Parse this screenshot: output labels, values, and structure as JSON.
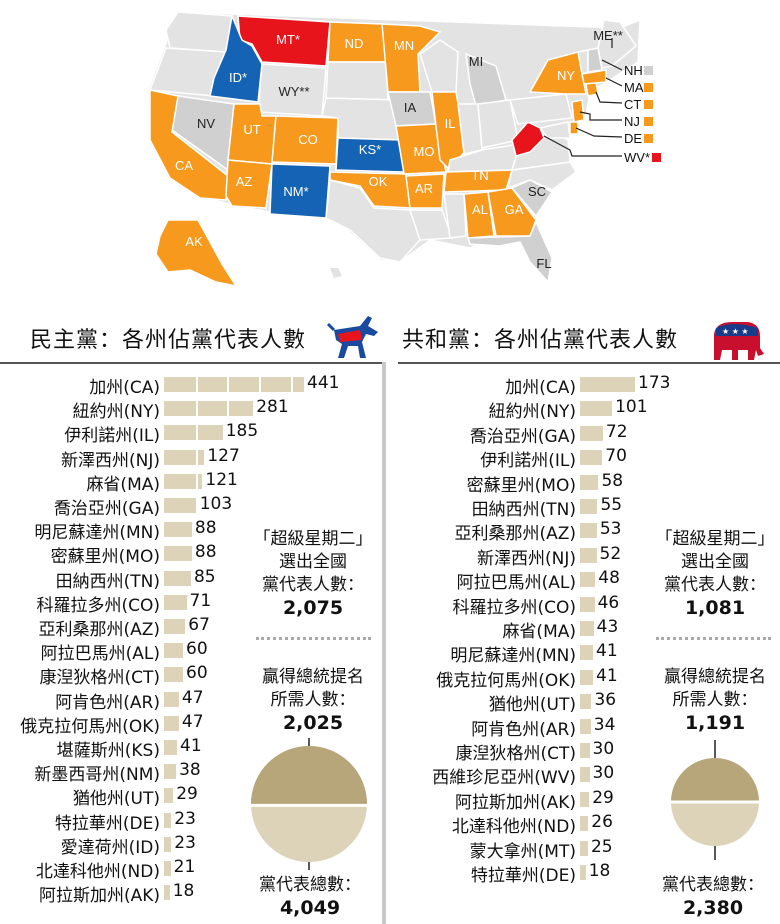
{
  "map": {
    "states": [
      {
        "abbr": "MT*",
        "color": "#e8141c"
      },
      {
        "abbr": "ND",
        "color": "#f7991c"
      },
      {
        "abbr": "MN",
        "color": "#f7991c"
      },
      {
        "abbr": "ID*",
        "color": "#1463b4"
      },
      {
        "abbr": "WY**",
        "color": "#d0d0d0"
      },
      {
        "abbr": "MI",
        "color": "#d0d0d0"
      },
      {
        "abbr": "NV",
        "color": "#d0d0d0"
      },
      {
        "abbr": "UT",
        "color": "#f7991c"
      },
      {
        "abbr": "CO",
        "color": "#f7991c"
      },
      {
        "abbr": "KS*",
        "color": "#1463b4"
      },
      {
        "abbr": "IA",
        "color": "#d0d0d0"
      },
      {
        "abbr": "IL",
        "color": "#f7991c"
      },
      {
        "abbr": "MO",
        "color": "#f7991c"
      },
      {
        "abbr": "CA",
        "color": "#f7991c"
      },
      {
        "abbr": "AZ",
        "color": "#f7991c"
      },
      {
        "abbr": "NM*",
        "color": "#1463b4"
      },
      {
        "abbr": "OK",
        "color": "#f7991c"
      },
      {
        "abbr": "AR",
        "color": "#f7991c"
      },
      {
        "abbr": "TN",
        "color": "#f7991c"
      },
      {
        "abbr": "AL",
        "color": "#f7991c"
      },
      {
        "abbr": "GA",
        "color": "#f7991c"
      },
      {
        "abbr": "SC",
        "color": "#d0d0d0"
      },
      {
        "abbr": "FL",
        "color": "#d0d0d0"
      },
      {
        "abbr": "AK",
        "color": "#f7991c"
      },
      {
        "abbr": "NY",
        "color": "#f7991c"
      },
      {
        "abbr": "ME**",
        "color": "#d0d0d0"
      }
    ],
    "legend": [
      {
        "abbr": "NH",
        "color": "#d0d0d0"
      },
      {
        "abbr": "MA",
        "color": "#f7991c"
      },
      {
        "abbr": "CT",
        "color": "#f7991c"
      },
      {
        "abbr": "NJ",
        "color": "#f7991c"
      },
      {
        "abbr": "DE",
        "color": "#f7991c"
      },
      {
        "abbr": "WV*",
        "color": "#e8141c"
      }
    ]
  },
  "chart_data": [
    {
      "type": "bar",
      "orientation": "horizontal",
      "title": "民主黨：各州佔黨代表人數",
      "categories": [
        "加州(CA)",
        "紐約州(NY)",
        "伊利諾州(IL)",
        "新澤西州(NJ)",
        "麻省(MA)",
        "喬治亞州(GA)",
        "明尼蘇達州(MN)",
        "密蘇里州(MO)",
        "田納西州(TN)",
        "科羅拉多州(CO)",
        "亞利桑那州(AZ)",
        "阿拉巴馬州(AL)",
        "康湼狄格州(CT)",
        "阿肯色州(AR)",
        "俄克拉何馬州(OK)",
        "堪薩斯州(KS)",
        "新墨西哥州(NM)",
        "猶他州(UT)",
        "特拉華州(DE)",
        "愛達荷州(ID)",
        "北達科他州(ND)",
        "阿拉斯加州(AK)"
      ],
      "values": [
        441,
        281,
        185,
        127,
        121,
        103,
        88,
        88,
        85,
        71,
        67,
        60,
        60,
        47,
        47,
        41,
        38,
        29,
        23,
        23,
        21,
        18
      ],
      "color": "#ddd3b8"
    },
    {
      "type": "bar",
      "orientation": "horizontal",
      "title": "共和黨：各州佔黨代表人數",
      "categories": [
        "加州(CA)",
        "紐約州(NY)",
        "喬治亞州(GA)",
        "伊利諾州(IL)",
        "密蘇里州(MO)",
        "田納西州(TN)",
        "亞利桑那州(AZ)",
        "新澤西州(NJ)",
        "阿拉巴馬州(AL)",
        "科羅拉多州(CO)",
        "麻省(MA)",
        "明尼蘇達州(MN)",
        "俄克拉何馬州(OK)",
        "猶他州(UT)",
        "阿肯色州(AR)",
        "康湼狄格州(CT)",
        "西維珍尼亞州(WV)",
        "阿拉斯加州(AK)",
        "北達科他州(ND)",
        "蒙大拿州(MT)",
        "特拉華州(DE)"
      ],
      "values": [
        173,
        101,
        72,
        70,
        58,
        55,
        53,
        52,
        48,
        46,
        43,
        41,
        41,
        36,
        34,
        30,
        30,
        29,
        26,
        25,
        18
      ],
      "color": "#ddd3b8"
    }
  ],
  "dem": {
    "title": "民主黨：各州佔黨代表人數",
    "stats": {
      "line1": "「超級星期二」",
      "line2": "選出全國",
      "line3": "黨代表人數：",
      "value": "2,075",
      "need1": "贏得總統提名",
      "need2": "所需人數：",
      "need_value": "2,025",
      "total_label": "黨代表總數：",
      "total_value": "4,049"
    },
    "fraction": 0.512
  },
  "rep": {
    "title": "共和黨：各州佔黨代表人數",
    "stats": {
      "line1": "「超級星期二」",
      "line2": "選出全國",
      "line3": "黨代表人數：",
      "value": "1,081",
      "need1": "贏得總統提名",
      "need2": "所需人數：",
      "need_value": "1,191",
      "total_label": "黨代表總數：",
      "total_value": "2,380"
    },
    "fraction": 0.5
  }
}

__________

**STATED GOAL**
Repeat the listing in full and exactly. Leave any pictures out.

**FINISHED TASK**
Parse this screenshot: output labels, values, and structure as JSON.
{
  "map": {
    "states": [
      {
        "abbr": "MT*",
        "color": "#e8141c"
      },
      {
        "abbr": "ND",
        "color": "#f7991c"
      },
      {
        "abbr": "MN",
        "color": "#f7991c"
      },
      {
        "abbr": "ID*",
        "color": "#1463b4"
      },
      {
        "abbr": "WY**",
        "color": "#d0d0d0"
      },
      {
        "abbr": "MI",
        "color": "#d0d0d0"
      },
      {
        "abbr": "NV",
        "color": "#d0d0d0"
      },
      {
        "abbr": "UT",
        "color": "#f7991c"
      },
      {
        "abbr": "CO",
        "color": "#f7991c"
      },
      {
        "abbr": "KS*",
        "color": "#1463b4"
      },
      {
        "abbr": "IA",
        "color": "#d0d0d0"
      },
      {
        "abbr": "IL",
        "color": "#f7991c"
      },
      {
        "abbr": "MO",
        "color": "#f7991c"
      },
      {
        "abbr": "CA",
        "color": "#f7991c"
      },
      {
        "abbr": "AZ",
        "color": "#f7991c"
      },
      {
        "abbr": "NM*",
        "color": "#1463b4"
      },
      {
        "abbr": "OK",
        "color": "#f7991c"
      },
      {
        "abbr": "AR",
        "color": "#f7991c"
      },
      {
        "abbr": "TN",
        "color": "#f7991c"
      },
      {
        "abbr": "AL",
        "color": "#f7991c"
      },
      {
        "abbr": "GA",
        "color": "#f7991c"
      },
      {
        "abbr": "SC",
        "color": "#d0d0d0"
      },
      {
        "abbr": "FL",
        "color": "#d0d0d0"
      },
      {
        "abbr": "AK",
        "color": "#f7991c"
      },
      {
        "abbr": "NY",
        "color": "#f7991c"
      },
      {
        "abbr": "ME**",
        "color": "#d0d0d0"
      }
    ],
    "legend": [
      {
        "abbr": "NH",
        "color": "#d0d0d0"
      },
      {
        "abbr": "MA",
        "color": "#f7991c"
      },
      {
        "abbr": "CT",
        "color": "#f7991c"
      },
      {
        "abbr": "NJ",
        "color": "#f7991c"
      },
      {
        "abbr": "DE",
        "color": "#f7991c"
      },
      {
        "abbr": "WV*",
        "color": "#e8141c"
      }
    ]
  },
  "chart_data": [
    {
      "type": "bar",
      "orientation": "horizontal",
      "title": "民主黨：各州佔黨代表人數",
      "categories": [
        "加州(CA)",
        "紐約州(NY)",
        "伊利諾州(IL)",
        "新澤西州(NJ)",
        "麻省(MA)",
        "喬治亞州(GA)",
        "明尼蘇達州(MN)",
        "密蘇里州(MO)",
        "田納西州(TN)",
        "科羅拉多州(CO)",
        "亞利桑那州(AZ)",
        "阿拉巴馬州(AL)",
        "康湼狄格州(CT)",
        "阿肯色州(AR)",
        "俄克拉何馬州(OK)",
        "堪薩斯州(KS)",
        "新墨西哥州(NM)",
        "猶他州(UT)",
        "特拉華州(DE)",
        "愛達荷州(ID)",
        "北達科他州(ND)",
        "阿拉斯加州(AK)"
      ],
      "values": [
        441,
        281,
        185,
        127,
        121,
        103,
        88,
        88,
        85,
        71,
        67,
        60,
        60,
        47,
        47,
        41,
        38,
        29,
        23,
        23,
        21,
        18
      ],
      "color": "#ddd3b8"
    },
    {
      "type": "bar",
      "orientation": "horizontal",
      "title": "共和黨：各州佔黨代表人數",
      "categories": [
        "加州(CA)",
        "紐約州(NY)",
        "喬治亞州(GA)",
        "伊利諾州(IL)",
        "密蘇里州(MO)",
        "田納西州(TN)",
        "亞利桑那州(AZ)",
        "新澤西州(NJ)",
        "阿拉巴馬州(AL)",
        "科羅拉多州(CO)",
        "麻省(MA)",
        "明尼蘇達州(MN)",
        "俄克拉何馬州(OK)",
        "猶他州(UT)",
        "阿肯色州(AR)",
        "康湼狄格州(CT)",
        "西維珍尼亞州(WV)",
        "阿拉斯加州(AK)",
        "北達科他州(ND)",
        "蒙大拿州(MT)",
        "特拉華州(DE)"
      ],
      "values": [
        173,
        101,
        72,
        70,
        58,
        55,
        53,
        52,
        48,
        46,
        43,
        41,
        41,
        36,
        34,
        30,
        30,
        29,
        26,
        25,
        18
      ],
      "color": "#ddd3b8"
    }
  ],
  "dem": {
    "title": "民主黨：各州佔黨代表人數",
    "stats": {
      "line1": "「超級星期二」",
      "line2": "選出全國",
      "line3": "黨代表人數：",
      "value": "2,075",
      "need1": "贏得總統提名",
      "need2": "所需人數：",
      "need_value": "2,025",
      "total_label": "黨代表總數：",
      "total_value": "4,049"
    },
    "fraction": 0.512
  },
  "rep": {
    "title": "共和黨：各州佔黨代表人數",
    "stats": {
      "line1": "「超級星期二」",
      "line2": "選出全國",
      "line3": "黨代表人數：",
      "value": "1,081",
      "need1": "贏得總統提名",
      "need2": "所需人數：",
      "need_value": "1,191",
      "total_label": "黨代表總數：",
      "total_value": "2,380"
    },
    "fraction": 0.5
  }
}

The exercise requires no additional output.